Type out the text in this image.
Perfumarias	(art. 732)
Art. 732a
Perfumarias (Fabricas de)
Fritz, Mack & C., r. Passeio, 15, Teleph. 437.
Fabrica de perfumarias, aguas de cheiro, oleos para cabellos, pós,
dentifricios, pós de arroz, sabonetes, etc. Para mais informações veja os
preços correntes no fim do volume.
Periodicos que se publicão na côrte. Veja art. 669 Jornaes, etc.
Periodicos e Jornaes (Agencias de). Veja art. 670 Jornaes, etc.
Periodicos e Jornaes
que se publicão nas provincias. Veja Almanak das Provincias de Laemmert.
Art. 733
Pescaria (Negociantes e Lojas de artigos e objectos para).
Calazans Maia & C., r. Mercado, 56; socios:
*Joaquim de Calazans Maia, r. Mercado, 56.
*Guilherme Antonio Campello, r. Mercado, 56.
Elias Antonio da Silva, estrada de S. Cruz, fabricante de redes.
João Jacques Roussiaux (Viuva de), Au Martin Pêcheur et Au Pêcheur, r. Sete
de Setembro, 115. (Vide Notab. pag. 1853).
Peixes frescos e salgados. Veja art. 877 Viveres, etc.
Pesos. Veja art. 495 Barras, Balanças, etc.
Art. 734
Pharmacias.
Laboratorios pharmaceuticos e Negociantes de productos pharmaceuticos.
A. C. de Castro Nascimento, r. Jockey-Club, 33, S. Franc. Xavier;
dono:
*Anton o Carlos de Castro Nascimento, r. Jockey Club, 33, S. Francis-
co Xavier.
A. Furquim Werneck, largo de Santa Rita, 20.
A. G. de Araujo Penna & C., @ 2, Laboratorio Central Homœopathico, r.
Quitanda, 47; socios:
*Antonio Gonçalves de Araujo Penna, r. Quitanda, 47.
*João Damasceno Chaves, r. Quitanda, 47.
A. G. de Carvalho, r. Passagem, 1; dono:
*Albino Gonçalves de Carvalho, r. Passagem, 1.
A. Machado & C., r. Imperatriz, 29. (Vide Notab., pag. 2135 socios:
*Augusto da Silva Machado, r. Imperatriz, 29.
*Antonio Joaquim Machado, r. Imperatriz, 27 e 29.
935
----
Scan the lines for the string "Jornaes". Pick out every line that has it.

- [FULL SOLUTION]
Periodicos que se publicão na côrte. Veja art. 669 Jornaes, etc.
Periodicos e Jornaes (Agencias de). Veja art. 670 Jornaes, etc.
Periodicos e Jornaes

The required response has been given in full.